[start Records for the exercise]
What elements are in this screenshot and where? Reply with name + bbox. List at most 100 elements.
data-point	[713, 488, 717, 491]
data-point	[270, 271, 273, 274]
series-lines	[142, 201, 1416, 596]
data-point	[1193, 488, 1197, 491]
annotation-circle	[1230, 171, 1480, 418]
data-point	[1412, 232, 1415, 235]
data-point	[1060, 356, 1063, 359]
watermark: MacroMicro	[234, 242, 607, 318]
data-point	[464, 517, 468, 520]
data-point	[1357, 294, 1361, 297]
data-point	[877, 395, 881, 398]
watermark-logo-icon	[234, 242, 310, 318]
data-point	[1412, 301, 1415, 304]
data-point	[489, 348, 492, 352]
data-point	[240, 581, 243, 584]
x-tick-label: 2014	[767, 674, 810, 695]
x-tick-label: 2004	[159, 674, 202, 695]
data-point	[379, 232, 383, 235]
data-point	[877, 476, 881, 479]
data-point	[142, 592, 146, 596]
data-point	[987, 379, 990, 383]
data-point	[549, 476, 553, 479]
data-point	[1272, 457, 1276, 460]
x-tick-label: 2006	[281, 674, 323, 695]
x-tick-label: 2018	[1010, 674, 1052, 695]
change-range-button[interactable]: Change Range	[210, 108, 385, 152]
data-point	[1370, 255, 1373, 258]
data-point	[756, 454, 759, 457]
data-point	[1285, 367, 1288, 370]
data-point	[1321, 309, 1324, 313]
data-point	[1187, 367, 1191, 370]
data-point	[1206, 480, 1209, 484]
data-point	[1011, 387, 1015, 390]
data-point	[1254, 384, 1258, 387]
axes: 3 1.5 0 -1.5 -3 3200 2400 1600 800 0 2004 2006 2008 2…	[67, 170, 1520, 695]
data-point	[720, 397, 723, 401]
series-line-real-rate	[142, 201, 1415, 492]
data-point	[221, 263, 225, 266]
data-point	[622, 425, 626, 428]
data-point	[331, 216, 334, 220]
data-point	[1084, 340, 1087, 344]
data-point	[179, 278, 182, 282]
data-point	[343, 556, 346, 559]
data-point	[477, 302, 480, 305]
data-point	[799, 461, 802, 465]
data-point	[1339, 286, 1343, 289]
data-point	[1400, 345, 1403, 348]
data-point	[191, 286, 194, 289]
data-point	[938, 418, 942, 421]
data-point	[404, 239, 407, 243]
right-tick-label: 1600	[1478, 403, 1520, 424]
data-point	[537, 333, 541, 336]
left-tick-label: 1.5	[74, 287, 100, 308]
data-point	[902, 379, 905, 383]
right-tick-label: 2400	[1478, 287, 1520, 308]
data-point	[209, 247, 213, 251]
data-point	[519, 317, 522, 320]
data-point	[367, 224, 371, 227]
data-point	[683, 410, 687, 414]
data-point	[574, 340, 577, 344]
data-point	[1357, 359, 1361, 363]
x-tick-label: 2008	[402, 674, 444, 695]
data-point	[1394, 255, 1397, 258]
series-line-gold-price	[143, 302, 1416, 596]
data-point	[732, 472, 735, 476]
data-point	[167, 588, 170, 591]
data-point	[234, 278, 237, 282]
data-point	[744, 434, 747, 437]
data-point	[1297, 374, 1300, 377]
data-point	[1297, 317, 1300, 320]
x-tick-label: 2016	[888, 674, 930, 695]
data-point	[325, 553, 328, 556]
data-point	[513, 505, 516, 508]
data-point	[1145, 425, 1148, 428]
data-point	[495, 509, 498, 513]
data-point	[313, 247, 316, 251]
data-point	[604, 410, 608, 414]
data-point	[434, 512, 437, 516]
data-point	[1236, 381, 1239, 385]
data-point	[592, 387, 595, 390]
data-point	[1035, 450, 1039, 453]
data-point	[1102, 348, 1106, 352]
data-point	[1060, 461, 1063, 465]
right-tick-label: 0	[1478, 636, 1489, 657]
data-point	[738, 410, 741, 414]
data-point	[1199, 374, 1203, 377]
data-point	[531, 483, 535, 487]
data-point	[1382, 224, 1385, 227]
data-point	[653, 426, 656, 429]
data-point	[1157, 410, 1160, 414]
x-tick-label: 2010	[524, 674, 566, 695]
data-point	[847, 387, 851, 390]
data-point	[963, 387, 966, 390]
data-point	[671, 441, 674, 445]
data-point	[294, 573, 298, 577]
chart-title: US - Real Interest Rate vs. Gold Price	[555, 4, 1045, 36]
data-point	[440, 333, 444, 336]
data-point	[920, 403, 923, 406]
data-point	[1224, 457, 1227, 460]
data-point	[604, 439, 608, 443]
[end Records for the exercise]
Set down every line of the data above verbatim, keeping the original order and formatting.

What elements are in this screenshot and where? Reply with name + bbox. List at most 100 elements.
data-point	[713, 488, 717, 491]
data-point	[270, 271, 273, 274]
series-lines	[142, 201, 1416, 596]
data-point	[1193, 488, 1197, 491]
annotation-circle	[1230, 171, 1480, 418]
data-point	[1412, 232, 1415, 235]
data-point	[1060, 356, 1063, 359]
watermark: MacroMicro	[234, 242, 607, 318]
data-point	[464, 517, 468, 520]
data-point	[1357, 294, 1361, 297]
data-point	[877, 395, 881, 398]
watermark-logo-icon	[234, 242, 310, 318]
data-point	[1412, 301, 1415, 304]
data-point	[489, 348, 492, 352]
data-point	[240, 581, 243, 584]
x-tick-label: 2014	[767, 674, 810, 695]
x-tick-label: 2004	[159, 674, 202, 695]
data-point	[379, 232, 383, 235]
data-point	[877, 476, 881, 479]
data-point	[142, 592, 146, 596]
data-point	[987, 379, 990, 383]
data-point	[549, 476, 553, 479]
data-point	[1272, 457, 1276, 460]
x-tick-label: 2006	[281, 674, 323, 695]
x-tick-label: 2018	[1010, 674, 1052, 695]
change-range-button[interactable]: Change Range	[210, 108, 385, 152]
data-point	[1370, 255, 1373, 258]
data-point	[756, 454, 759, 457]
data-point	[1285, 367, 1288, 370]
data-point	[1321, 309, 1324, 313]
data-point	[1187, 367, 1191, 370]
data-point	[1206, 480, 1209, 484]
data-point	[1011, 387, 1015, 390]
data-point	[1254, 384, 1258, 387]
axes: 3 1.5 0 -1.5 -3 3200 2400 1600 800 0 2004 2006 2008 2…	[67, 170, 1520, 695]
data-point	[720, 397, 723, 401]
series-line-real-rate	[142, 201, 1415, 492]
data-point	[221, 263, 225, 266]
data-point	[622, 425, 626, 428]
data-point	[331, 216, 334, 220]
data-point	[1084, 340, 1087, 344]
data-point	[179, 278, 182, 282]
data-point	[343, 556, 346, 559]
data-point	[477, 302, 480, 305]
data-point	[799, 461, 802, 465]
data-point	[1339, 286, 1343, 289]
data-point	[1400, 345, 1403, 348]
data-point	[191, 286, 194, 289]
data-point	[938, 418, 942, 421]
data-point	[404, 239, 407, 243]
right-tick-label: 1600	[1478, 403, 1520, 424]
data-point	[537, 333, 541, 336]
left-tick-label: 1.5	[74, 287, 100, 308]
data-point	[902, 379, 905, 383]
right-tick-label: 2400	[1478, 287, 1520, 308]
data-point	[209, 247, 213, 251]
data-point	[519, 317, 522, 320]
data-point	[367, 224, 371, 227]
data-point	[683, 410, 687, 414]
data-point	[574, 340, 577, 344]
data-point	[1357, 359, 1361, 363]
x-tick-label: 2008	[402, 674, 444, 695]
data-point	[1394, 255, 1397, 258]
series-line-gold-price	[143, 302, 1416, 596]
data-point	[732, 472, 735, 476]
data-point	[167, 588, 170, 591]
data-point	[234, 278, 237, 282]
data-point	[744, 434, 747, 437]
data-point	[1297, 374, 1300, 377]
data-point	[1297, 317, 1300, 320]
x-tick-label: 2016	[888, 674, 930, 695]
data-point	[325, 553, 328, 556]
data-point	[513, 505, 516, 508]
data-point	[1145, 425, 1148, 428]
data-point	[495, 509, 498, 513]
data-point	[313, 247, 316, 251]
data-point	[604, 410, 608, 414]
data-point	[434, 512, 437, 516]
data-point	[1236, 381, 1239, 385]
data-point	[592, 387, 595, 390]
data-point	[1035, 450, 1039, 453]
data-point	[1102, 348, 1106, 352]
data-point	[1060, 461, 1063, 465]
right-tick-label: 0	[1478, 636, 1489, 657]
data-point	[738, 410, 741, 414]
data-point	[1199, 374, 1203, 377]
data-point	[531, 483, 535, 487]
data-point	[1382, 224, 1385, 227]
data-point	[653, 426, 656, 429]
data-point	[1157, 410, 1160, 414]
x-tick-label: 2010	[524, 674, 566, 695]
data-point	[847, 387, 851, 390]
data-point	[963, 387, 966, 390]
data-point	[671, 441, 674, 445]
data-point	[294, 573, 298, 577]
chart-title: US - Real Interest Rate vs. Gold Price	[555, 4, 1045, 36]
data-point	[440, 333, 444, 336]
data-point	[920, 403, 923, 406]
data-point	[1224, 457, 1227, 460]
data-point	[604, 439, 608, 443]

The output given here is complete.